Short exercise: List each line of the data in which the string "Money" appears.

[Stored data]

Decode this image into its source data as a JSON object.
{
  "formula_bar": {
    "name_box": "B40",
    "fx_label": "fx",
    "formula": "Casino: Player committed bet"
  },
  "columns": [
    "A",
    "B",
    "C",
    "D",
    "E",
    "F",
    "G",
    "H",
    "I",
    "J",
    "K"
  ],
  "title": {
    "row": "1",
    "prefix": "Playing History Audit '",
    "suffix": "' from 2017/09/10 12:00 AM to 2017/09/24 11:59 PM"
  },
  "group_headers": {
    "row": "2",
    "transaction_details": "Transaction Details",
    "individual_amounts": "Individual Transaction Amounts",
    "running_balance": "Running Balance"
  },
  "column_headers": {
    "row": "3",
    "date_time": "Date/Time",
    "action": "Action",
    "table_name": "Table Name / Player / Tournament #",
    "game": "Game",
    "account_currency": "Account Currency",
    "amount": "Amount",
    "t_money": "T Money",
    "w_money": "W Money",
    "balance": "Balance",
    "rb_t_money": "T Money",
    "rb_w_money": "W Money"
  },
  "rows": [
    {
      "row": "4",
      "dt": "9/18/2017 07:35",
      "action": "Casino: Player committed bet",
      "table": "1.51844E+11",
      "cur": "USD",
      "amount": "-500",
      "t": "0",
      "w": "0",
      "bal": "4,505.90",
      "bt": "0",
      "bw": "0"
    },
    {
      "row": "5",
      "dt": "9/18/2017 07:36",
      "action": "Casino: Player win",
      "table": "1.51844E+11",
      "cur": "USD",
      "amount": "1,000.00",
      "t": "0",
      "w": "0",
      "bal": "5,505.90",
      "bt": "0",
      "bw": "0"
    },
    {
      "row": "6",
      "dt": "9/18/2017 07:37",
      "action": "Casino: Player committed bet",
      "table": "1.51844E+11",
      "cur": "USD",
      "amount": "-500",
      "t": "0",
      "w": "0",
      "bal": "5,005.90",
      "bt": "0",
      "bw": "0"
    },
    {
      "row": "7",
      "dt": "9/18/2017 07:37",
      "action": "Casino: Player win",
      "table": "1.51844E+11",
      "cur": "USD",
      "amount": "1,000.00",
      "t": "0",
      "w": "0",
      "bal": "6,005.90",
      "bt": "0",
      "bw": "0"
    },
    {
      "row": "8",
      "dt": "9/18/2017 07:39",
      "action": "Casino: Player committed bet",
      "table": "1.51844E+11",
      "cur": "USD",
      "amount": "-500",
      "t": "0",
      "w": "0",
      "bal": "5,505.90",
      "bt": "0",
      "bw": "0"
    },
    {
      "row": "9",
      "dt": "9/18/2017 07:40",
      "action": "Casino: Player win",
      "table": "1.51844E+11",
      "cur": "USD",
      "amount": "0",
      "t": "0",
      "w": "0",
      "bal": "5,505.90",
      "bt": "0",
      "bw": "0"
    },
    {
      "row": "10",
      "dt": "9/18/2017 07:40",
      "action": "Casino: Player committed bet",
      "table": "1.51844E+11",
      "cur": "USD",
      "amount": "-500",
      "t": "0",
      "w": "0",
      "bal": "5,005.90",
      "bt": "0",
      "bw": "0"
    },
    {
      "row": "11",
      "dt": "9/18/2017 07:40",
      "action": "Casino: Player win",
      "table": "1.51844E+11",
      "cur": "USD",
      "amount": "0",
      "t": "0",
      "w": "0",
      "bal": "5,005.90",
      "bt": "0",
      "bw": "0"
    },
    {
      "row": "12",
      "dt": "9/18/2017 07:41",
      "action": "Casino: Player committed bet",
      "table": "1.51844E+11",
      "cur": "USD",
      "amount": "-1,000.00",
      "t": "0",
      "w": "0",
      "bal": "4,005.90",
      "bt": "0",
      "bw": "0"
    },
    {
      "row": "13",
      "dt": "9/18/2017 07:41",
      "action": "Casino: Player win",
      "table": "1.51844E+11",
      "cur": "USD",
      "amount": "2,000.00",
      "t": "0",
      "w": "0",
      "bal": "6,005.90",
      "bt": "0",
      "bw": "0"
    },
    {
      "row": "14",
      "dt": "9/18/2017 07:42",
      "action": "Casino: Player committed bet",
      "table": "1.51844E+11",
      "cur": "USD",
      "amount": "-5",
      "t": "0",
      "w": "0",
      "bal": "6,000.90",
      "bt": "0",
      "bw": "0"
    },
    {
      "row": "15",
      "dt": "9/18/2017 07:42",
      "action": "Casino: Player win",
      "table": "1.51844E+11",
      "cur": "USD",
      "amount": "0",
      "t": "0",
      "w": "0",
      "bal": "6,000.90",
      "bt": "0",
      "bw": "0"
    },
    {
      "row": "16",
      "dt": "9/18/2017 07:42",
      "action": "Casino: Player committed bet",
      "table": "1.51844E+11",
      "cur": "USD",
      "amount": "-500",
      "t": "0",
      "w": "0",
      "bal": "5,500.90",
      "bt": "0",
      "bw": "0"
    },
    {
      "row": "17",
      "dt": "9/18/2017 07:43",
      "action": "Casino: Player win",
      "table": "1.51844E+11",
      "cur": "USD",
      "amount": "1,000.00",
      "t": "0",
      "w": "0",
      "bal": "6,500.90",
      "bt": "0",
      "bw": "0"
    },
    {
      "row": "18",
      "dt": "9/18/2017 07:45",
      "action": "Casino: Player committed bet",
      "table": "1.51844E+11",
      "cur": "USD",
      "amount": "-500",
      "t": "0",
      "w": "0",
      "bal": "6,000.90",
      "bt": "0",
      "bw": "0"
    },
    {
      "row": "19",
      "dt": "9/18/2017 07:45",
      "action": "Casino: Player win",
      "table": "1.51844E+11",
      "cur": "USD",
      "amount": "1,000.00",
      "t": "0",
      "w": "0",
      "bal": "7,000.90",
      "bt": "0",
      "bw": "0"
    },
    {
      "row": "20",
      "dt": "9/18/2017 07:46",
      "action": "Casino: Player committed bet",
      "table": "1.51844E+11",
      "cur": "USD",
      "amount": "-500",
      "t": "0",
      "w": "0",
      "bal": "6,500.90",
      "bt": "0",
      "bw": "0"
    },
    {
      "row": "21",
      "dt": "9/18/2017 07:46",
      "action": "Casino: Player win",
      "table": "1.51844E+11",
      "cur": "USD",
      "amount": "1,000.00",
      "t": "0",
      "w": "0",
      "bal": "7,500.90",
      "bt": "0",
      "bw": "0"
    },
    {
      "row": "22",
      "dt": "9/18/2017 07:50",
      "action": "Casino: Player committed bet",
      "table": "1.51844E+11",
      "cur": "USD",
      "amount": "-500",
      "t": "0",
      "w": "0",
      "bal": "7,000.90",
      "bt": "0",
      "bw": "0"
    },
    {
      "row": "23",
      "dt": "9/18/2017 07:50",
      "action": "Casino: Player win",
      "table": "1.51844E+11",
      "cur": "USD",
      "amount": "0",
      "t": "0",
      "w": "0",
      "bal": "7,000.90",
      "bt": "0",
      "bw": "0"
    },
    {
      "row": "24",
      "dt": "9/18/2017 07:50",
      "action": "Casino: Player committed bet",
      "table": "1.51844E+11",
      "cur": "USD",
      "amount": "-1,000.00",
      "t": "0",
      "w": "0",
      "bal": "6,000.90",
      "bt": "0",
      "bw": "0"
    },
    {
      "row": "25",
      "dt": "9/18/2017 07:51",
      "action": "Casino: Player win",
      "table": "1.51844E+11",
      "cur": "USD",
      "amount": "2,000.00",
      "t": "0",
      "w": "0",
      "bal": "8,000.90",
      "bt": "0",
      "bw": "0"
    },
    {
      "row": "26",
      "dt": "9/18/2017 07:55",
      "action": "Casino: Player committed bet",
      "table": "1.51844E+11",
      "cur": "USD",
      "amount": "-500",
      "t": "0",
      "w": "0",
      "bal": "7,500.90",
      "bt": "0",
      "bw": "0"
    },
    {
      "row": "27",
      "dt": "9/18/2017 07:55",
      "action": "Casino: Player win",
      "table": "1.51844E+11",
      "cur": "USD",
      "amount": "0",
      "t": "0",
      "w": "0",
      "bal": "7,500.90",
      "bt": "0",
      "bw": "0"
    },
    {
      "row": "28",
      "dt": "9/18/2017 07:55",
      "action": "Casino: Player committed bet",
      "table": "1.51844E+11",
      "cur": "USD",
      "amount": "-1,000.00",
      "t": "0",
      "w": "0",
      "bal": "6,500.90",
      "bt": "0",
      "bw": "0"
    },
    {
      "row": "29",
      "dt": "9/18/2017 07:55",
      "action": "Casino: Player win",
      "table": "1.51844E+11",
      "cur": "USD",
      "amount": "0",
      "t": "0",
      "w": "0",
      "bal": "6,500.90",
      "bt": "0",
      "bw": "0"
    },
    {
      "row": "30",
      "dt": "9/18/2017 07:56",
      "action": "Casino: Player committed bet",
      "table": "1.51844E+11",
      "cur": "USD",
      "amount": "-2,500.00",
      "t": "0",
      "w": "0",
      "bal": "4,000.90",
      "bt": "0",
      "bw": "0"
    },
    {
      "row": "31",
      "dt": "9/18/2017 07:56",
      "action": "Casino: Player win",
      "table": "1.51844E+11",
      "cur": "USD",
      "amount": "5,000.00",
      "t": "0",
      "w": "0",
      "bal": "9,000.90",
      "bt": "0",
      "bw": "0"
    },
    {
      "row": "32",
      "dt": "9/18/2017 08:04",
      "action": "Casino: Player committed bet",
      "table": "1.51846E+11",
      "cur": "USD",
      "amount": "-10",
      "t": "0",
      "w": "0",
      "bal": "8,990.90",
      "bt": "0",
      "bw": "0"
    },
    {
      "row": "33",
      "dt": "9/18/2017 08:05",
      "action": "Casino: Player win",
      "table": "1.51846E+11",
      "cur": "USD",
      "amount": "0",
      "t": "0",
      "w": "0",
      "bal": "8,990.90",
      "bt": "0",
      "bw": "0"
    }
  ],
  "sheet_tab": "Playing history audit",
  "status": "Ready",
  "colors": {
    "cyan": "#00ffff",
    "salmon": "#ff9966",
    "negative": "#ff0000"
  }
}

Written response:
    "t_money": "T Money",
    "w_money": "W Money",
    "rb_t_money": "T Money",
    "rb_w_money": "W Money"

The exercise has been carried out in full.